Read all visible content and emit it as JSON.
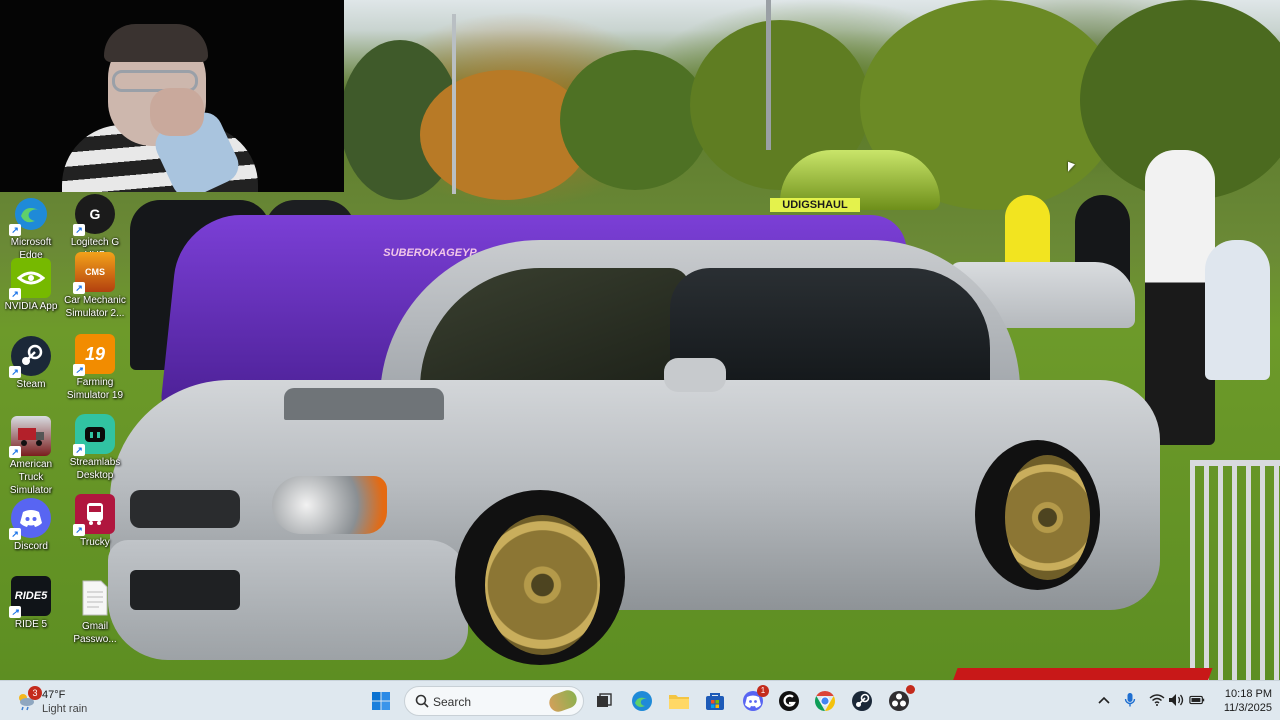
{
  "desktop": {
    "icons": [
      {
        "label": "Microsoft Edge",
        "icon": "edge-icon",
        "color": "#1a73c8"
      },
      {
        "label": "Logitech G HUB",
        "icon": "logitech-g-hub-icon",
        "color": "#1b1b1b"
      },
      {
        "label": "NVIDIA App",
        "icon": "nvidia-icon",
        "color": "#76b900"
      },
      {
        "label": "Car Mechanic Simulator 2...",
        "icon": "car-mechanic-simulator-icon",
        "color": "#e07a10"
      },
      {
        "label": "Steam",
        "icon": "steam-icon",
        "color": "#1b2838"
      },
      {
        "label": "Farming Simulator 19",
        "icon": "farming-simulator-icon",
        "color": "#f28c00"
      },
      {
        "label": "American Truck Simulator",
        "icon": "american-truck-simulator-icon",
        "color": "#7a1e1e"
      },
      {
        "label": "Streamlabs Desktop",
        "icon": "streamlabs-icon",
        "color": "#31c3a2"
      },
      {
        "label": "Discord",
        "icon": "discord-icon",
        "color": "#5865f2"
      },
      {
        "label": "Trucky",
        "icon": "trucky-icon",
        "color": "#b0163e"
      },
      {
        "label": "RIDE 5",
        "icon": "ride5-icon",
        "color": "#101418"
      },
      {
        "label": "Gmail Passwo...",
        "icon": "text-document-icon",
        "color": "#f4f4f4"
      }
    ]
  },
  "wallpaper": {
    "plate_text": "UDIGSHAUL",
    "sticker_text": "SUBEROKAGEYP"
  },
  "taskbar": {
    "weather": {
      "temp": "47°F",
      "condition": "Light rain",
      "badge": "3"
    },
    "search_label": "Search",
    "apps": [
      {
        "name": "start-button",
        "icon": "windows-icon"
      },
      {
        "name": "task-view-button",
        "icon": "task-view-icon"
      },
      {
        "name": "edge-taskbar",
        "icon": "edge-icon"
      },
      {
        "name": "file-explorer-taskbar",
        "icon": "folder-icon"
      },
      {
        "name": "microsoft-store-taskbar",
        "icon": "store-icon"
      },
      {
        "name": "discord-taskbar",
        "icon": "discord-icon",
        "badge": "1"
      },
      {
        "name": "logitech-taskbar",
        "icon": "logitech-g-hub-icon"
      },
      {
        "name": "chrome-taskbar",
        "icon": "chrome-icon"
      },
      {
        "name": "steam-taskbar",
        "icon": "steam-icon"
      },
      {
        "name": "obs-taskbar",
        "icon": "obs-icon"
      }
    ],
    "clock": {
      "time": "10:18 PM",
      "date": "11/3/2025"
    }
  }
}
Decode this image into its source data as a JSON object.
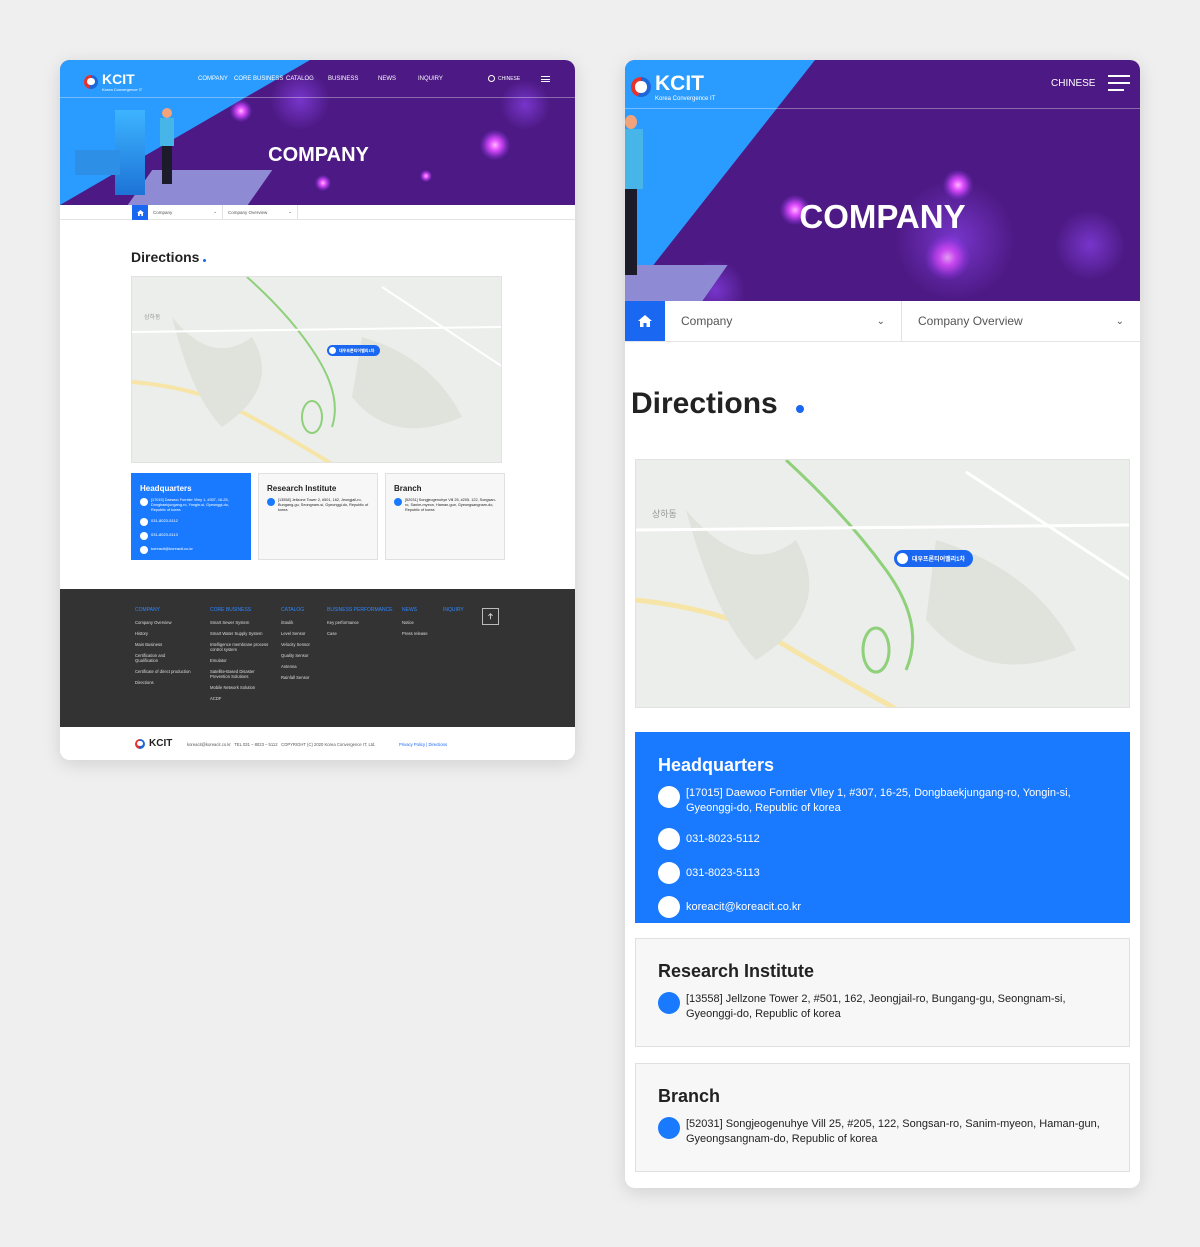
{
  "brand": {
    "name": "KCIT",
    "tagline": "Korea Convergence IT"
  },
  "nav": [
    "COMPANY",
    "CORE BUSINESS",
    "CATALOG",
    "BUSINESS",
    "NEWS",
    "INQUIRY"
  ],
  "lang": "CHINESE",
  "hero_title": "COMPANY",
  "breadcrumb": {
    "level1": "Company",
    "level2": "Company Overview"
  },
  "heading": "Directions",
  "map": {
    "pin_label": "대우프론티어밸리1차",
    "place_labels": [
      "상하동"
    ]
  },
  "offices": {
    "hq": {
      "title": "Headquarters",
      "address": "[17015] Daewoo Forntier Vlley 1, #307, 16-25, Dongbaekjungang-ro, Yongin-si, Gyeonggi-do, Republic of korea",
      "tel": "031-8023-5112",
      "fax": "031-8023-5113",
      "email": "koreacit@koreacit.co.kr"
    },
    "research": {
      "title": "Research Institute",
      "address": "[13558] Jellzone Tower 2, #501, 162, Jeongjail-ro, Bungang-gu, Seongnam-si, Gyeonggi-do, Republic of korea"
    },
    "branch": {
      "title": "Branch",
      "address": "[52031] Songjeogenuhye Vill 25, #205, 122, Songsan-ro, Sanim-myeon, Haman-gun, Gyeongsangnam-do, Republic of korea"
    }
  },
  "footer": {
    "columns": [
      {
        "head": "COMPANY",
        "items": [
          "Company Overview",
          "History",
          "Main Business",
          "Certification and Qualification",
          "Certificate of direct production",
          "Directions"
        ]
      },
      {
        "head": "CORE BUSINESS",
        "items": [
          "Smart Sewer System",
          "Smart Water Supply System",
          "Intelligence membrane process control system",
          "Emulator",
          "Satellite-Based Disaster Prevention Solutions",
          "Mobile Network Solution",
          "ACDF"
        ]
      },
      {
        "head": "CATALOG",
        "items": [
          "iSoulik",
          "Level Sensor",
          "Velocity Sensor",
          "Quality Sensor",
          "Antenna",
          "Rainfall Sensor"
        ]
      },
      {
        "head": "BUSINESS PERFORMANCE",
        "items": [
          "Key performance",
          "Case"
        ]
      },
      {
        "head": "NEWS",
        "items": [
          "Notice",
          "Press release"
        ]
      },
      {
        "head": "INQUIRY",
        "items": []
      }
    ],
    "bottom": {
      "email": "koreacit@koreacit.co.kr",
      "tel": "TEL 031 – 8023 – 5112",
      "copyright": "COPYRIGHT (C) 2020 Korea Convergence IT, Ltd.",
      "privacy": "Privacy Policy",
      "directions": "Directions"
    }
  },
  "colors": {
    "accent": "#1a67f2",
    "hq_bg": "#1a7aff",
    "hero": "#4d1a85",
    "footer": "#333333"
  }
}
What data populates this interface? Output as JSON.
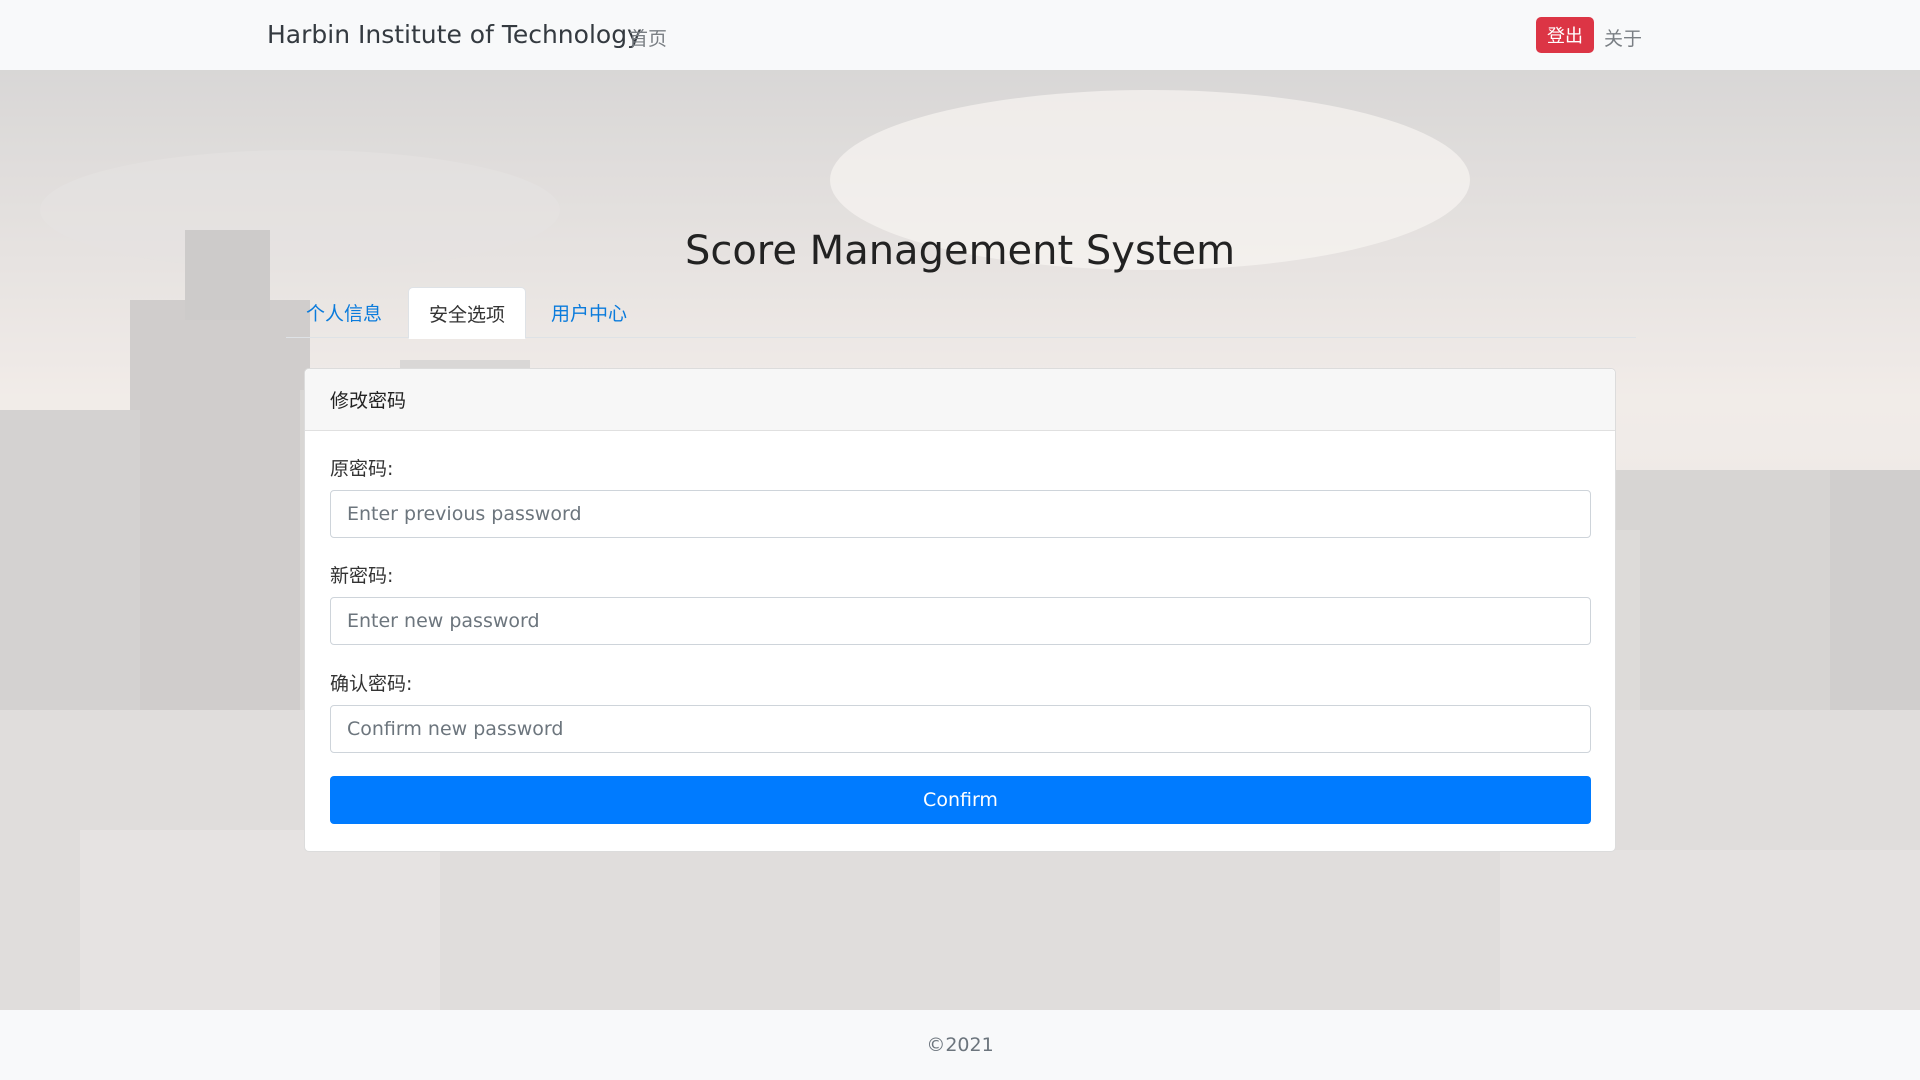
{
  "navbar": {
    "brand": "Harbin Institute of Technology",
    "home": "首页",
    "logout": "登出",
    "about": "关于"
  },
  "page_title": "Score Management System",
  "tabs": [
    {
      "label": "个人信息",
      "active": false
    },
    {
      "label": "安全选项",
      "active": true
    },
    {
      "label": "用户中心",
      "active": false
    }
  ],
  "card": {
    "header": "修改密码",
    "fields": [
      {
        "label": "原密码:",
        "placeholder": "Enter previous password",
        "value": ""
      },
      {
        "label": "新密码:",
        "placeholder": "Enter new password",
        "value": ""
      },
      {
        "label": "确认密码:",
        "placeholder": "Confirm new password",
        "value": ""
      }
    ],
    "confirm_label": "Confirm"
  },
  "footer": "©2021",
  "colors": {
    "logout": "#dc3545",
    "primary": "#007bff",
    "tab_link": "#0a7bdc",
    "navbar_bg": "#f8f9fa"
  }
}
--
§ REQUIREMENTS: Reproduce each entry precisely, dropping only the pictures.

§ TASK OUTPUT:
Read all visible content and emit it as JSON.
{
  "desktop": {
    "icons": [
      {
        "label": "Microsoft Edge",
        "icon": "edge-icon",
        "color": "#1a73c8"
      },
      {
        "label": "Logitech G HUB",
        "icon": "logitech-g-hub-icon",
        "color": "#1b1b1b"
      },
      {
        "label": "NVIDIA App",
        "icon": "nvidia-icon",
        "color": "#76b900"
      },
      {
        "label": "Car Mechanic Simulator 2...",
        "icon": "car-mechanic-simulator-icon",
        "color": "#e07a10"
      },
      {
        "label": "Steam",
        "icon": "steam-icon",
        "color": "#1b2838"
      },
      {
        "label": "Farming Simulator 19",
        "icon": "farming-simulator-icon",
        "color": "#f28c00"
      },
      {
        "label": "American Truck Simulator",
        "icon": "american-truck-simulator-icon",
        "color": "#7a1e1e"
      },
      {
        "label": "Streamlabs Desktop",
        "icon": "streamlabs-icon",
        "color": "#31c3a2"
      },
      {
        "label": "Discord",
        "icon": "discord-icon",
        "color": "#5865f2"
      },
      {
        "label": "Trucky",
        "icon": "trucky-icon",
        "color": "#b0163e"
      },
      {
        "label": "RIDE 5",
        "icon": "ride5-icon",
        "color": "#101418"
      },
      {
        "label": "Gmail Passwo...",
        "icon": "text-document-icon",
        "color": "#f4f4f4"
      }
    ]
  },
  "wallpaper": {
    "plate_text": "UDIGSHAUL",
    "sticker_text": "SUBEROKAGEYP"
  },
  "taskbar": {
    "weather": {
      "temp": "47°F",
      "condition": "Light rain",
      "badge": "3"
    },
    "search_label": "Search",
    "apps": [
      {
        "name": "start-button",
        "icon": "windows-icon"
      },
      {
        "name": "task-view-button",
        "icon": "task-view-icon"
      },
      {
        "name": "edge-taskbar",
        "icon": "edge-icon"
      },
      {
        "name": "file-explorer-taskbar",
        "icon": "folder-icon"
      },
      {
        "name": "microsoft-store-taskbar",
        "icon": "store-icon"
      },
      {
        "name": "discord-taskbar",
        "icon": "discord-icon",
        "badge": "1"
      },
      {
        "name": "logitech-taskbar",
        "icon": "logitech-g-hub-icon"
      },
      {
        "name": "chrome-taskbar",
        "icon": "chrome-icon"
      },
      {
        "name": "steam-taskbar",
        "icon": "steam-icon"
      },
      {
        "name": "obs-taskbar",
        "icon": "obs-icon"
      }
    ],
    "clock": {
      "time": "10:18 PM",
      "date": "11/3/2025"
    }
  }
}
Decode this image into its source data as a JSON object.
{
  "brand": {
    "name": "KCIT",
    "tagline": "Korea Convergence IT"
  },
  "nav": [
    "COMPANY",
    "CORE BUSINESS",
    "CATALOG",
    "BUSINESS",
    "NEWS",
    "INQUIRY"
  ],
  "lang": "CHINESE",
  "hero_title": "COMPANY",
  "breadcrumb": {
    "level1": "Company",
    "level2": "Company Overview"
  },
  "heading": "Directions",
  "map": {
    "pin_label": "대우프론티어밸리1차",
    "place_labels": [
      "상하동"
    ]
  },
  "offices": {
    "hq": {
      "title": "Headquarters",
      "address": "[17015] Daewoo Forntier Vlley 1, #307, 16-25, Dongbaekjungang-ro, Yongin-si, Gyeonggi-do, Republic of korea",
      "tel": "031-8023-5112",
      "fax": "031-8023-5113",
      "email": "koreacit@koreacit.co.kr"
    },
    "research": {
      "title": "Research Institute",
      "address": "[13558] Jellzone Tower 2, #501, 162, Jeongjail-ro, Bungang-gu, Seongnam-si, Gyeonggi-do, Republic of korea"
    },
    "branch": {
      "title": "Branch",
      "address": "[52031] Songjeogenuhye Vill 25, #205, 122, Songsan-ro, Sanim-myeon, Haman-gun, Gyeongsangnam-do, Republic of korea"
    }
  },
  "footer": {
    "columns": [
      {
        "head": "COMPANY",
        "items": [
          "Company Overview",
          "History",
          "Main Business",
          "Certification and Qualification",
          "Certificate of direct production",
          "Directions"
        ]
      },
      {
        "head": "CORE BUSINESS",
        "items": [
          "Smart Sewer System",
          "Smart Water Supply System",
          "Intelligence membrane process control system",
          "Emulator",
          "Satellite-Based Disaster Prevention Solutions",
          "Mobile Network Solution",
          "ACDF"
        ]
      },
      {
        "head": "CATALOG",
        "items": [
          "iSoulik",
          "Level Sensor",
          "Velocity Sensor",
          "Quality Sensor",
          "Antenna",
          "Rainfall Sensor"
        ]
      },
      {
        "head": "BUSINESS PERFORMANCE",
        "items": [
          "Key performance",
          "Case"
        ]
      },
      {
        "head": "NEWS",
        "items": [
          "Notice",
          "Press release"
        ]
      },
      {
        "head": "INQUIRY",
        "items": []
      }
    ],
    "bottom": {
      "email": "koreacit@koreacit.co.kr",
      "tel": "TEL 031 – 8023 – 5112",
      "copyright": "COPYRIGHT (C) 2020 Korea Convergence IT, Ltd.",
      "privacy": "Privacy Policy",
      "directions": "Directions"
    }
  },
  "colors": {
    "accent": "#1a67f2",
    "hq_bg": "#1a7aff",
    "hero": "#4d1a85",
    "footer": "#333333"
  }
}
What data populates this interface? Output as JSON.
{
  "navbar": {
    "brand": "Harbin Institute of Technology",
    "home": "首页",
    "logout": "登出",
    "about": "关于"
  },
  "page_title": "Score Management System",
  "tabs": [
    {
      "label": "个人信息",
      "active": false
    },
    {
      "label": "安全选项",
      "active": true
    },
    {
      "label": "用户中心",
      "active": false
    }
  ],
  "card": {
    "header": "修改密码",
    "fields": [
      {
        "label": "原密码:",
        "placeholder": "Enter previous password",
        "value": ""
      },
      {
        "label": "新密码:",
        "placeholder": "Enter new password",
        "value": ""
      },
      {
        "label": "确认密码:",
        "placeholder": "Confirm new password",
        "value": ""
      }
    ],
    "confirm_label": "Confirm"
  },
  "footer": "©2021",
  "colors": {
    "logout": "#dc3545",
    "primary": "#007bff",
    "tab_link": "#0a7bdc",
    "navbar_bg": "#f8f9fa"
  }
}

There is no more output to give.